What is the number of lines containing the string "field"? Answer with the number only.

◆ Records for the task:
______

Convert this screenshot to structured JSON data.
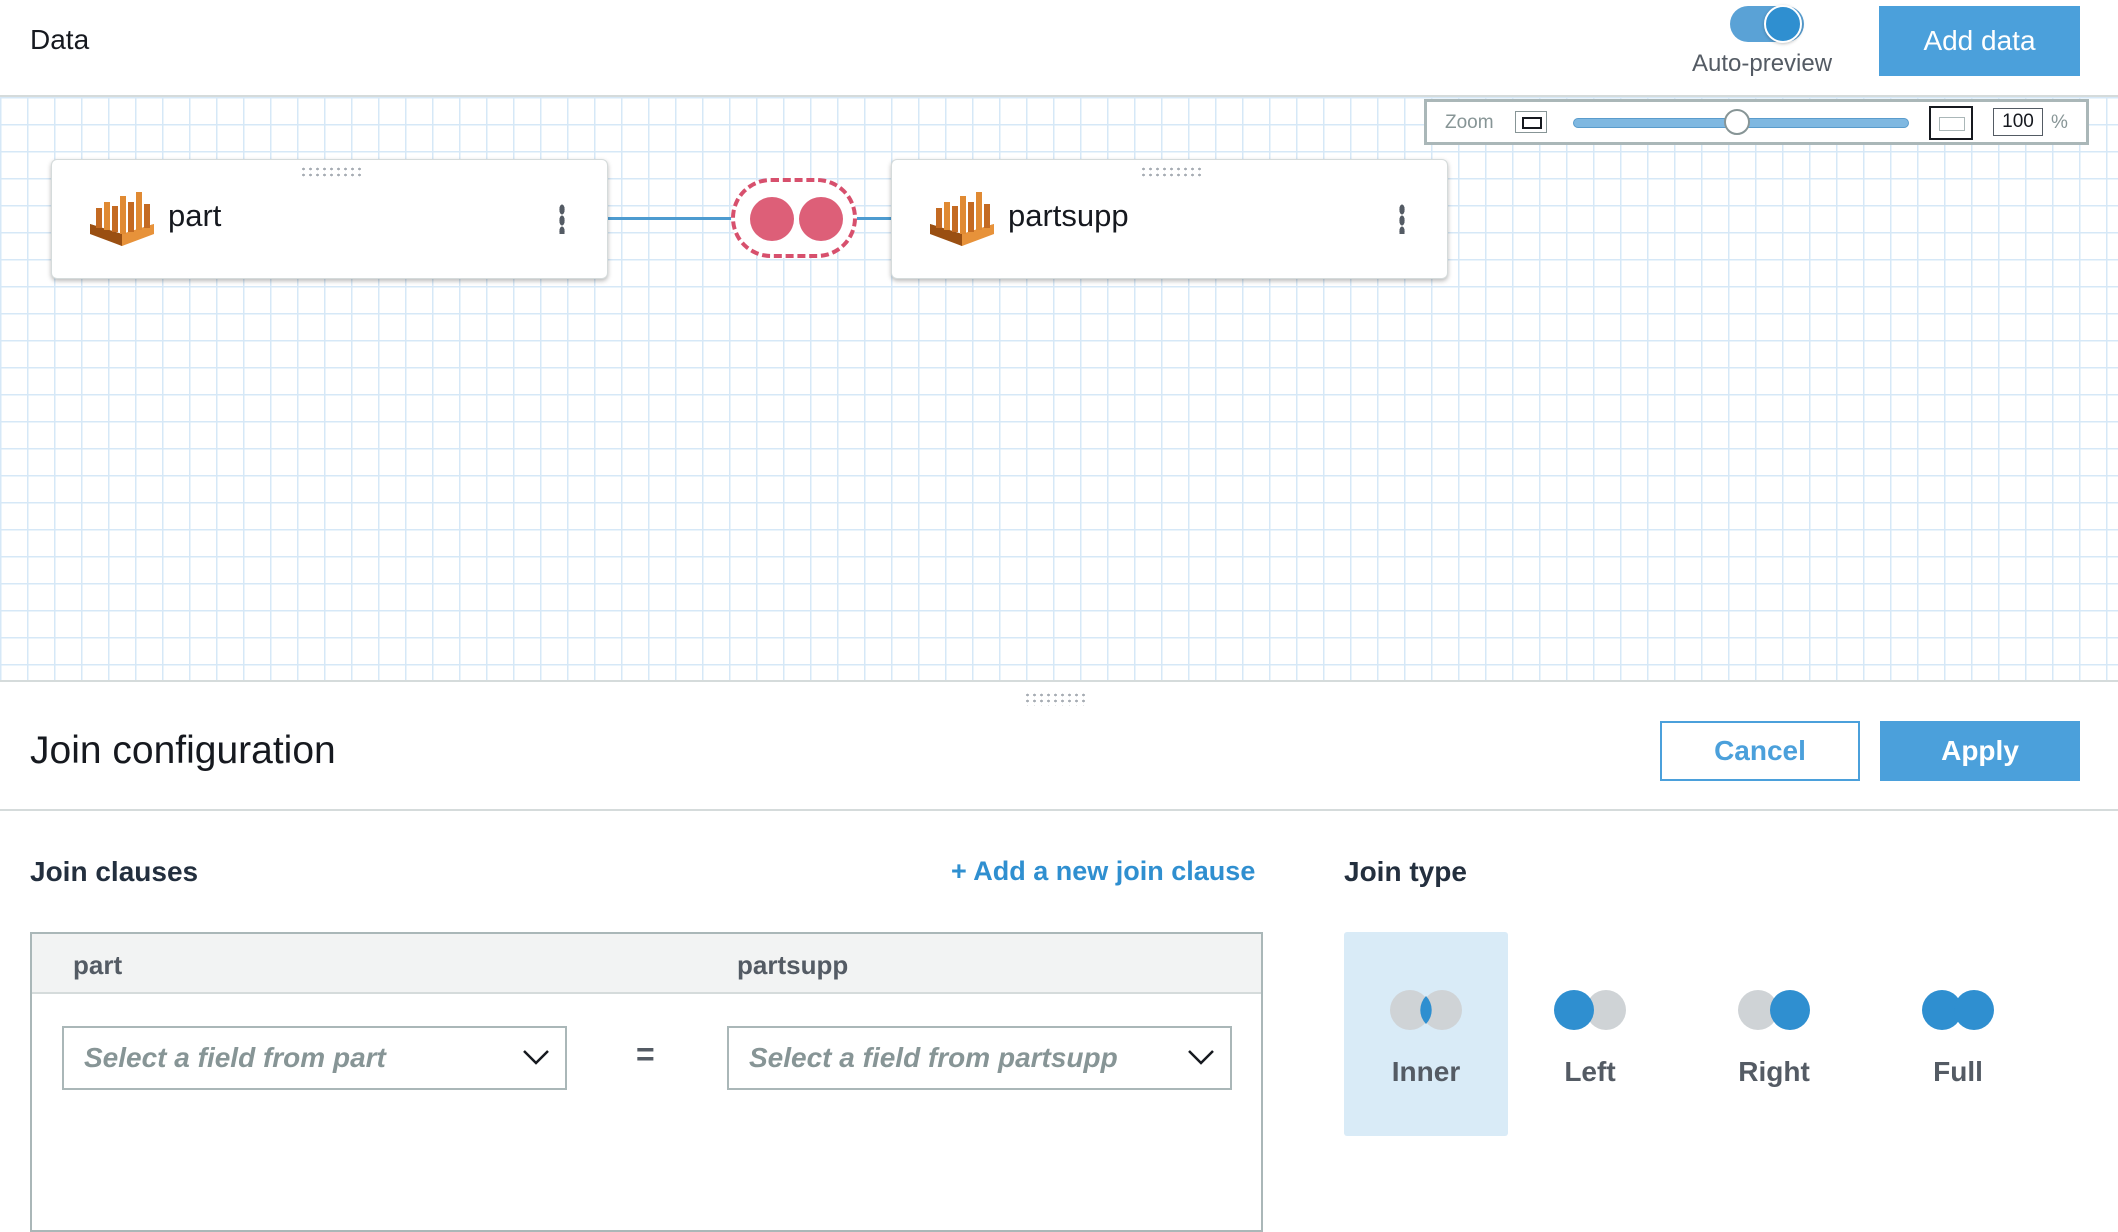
{
  "header": {
    "title": "Data",
    "auto_preview_label": "Auto-preview",
    "auto_preview_enabled": true,
    "add_data_label": "Add data"
  },
  "zoom": {
    "label": "Zoom",
    "value": "100",
    "unit": "%",
    "slider_level": 0.5
  },
  "canvas": {
    "nodes": [
      {
        "label": "part",
        "icon": "redshift-table-icon"
      },
      {
        "label": "partsupp",
        "icon": "redshift-table-icon"
      }
    ],
    "join_icon": "join-icon"
  },
  "join_config": {
    "title": "Join configuration",
    "cancel_label": "Cancel",
    "apply_label": "Apply",
    "clauses_heading": "Join clauses",
    "add_clause_label": "+ Add a new join clause",
    "left_column": "part",
    "right_column": "partsupp",
    "left_placeholder": "Select a field from part",
    "right_placeholder": "Select a field from partsupp",
    "operator": "=",
    "join_type_heading": "Join type",
    "join_types": [
      {
        "label": "Inner",
        "selected": true
      },
      {
        "label": "Left",
        "selected": false
      },
      {
        "label": "Right",
        "selected": false
      },
      {
        "label": "Full",
        "selected": false
      }
    ]
  },
  "colors": {
    "accent": "#4ba0db",
    "join_red": "#dd5f78",
    "selected_bg": "#d9ebf7",
    "grid": "#d6e8f7"
  }
}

______

◆ Written response:
2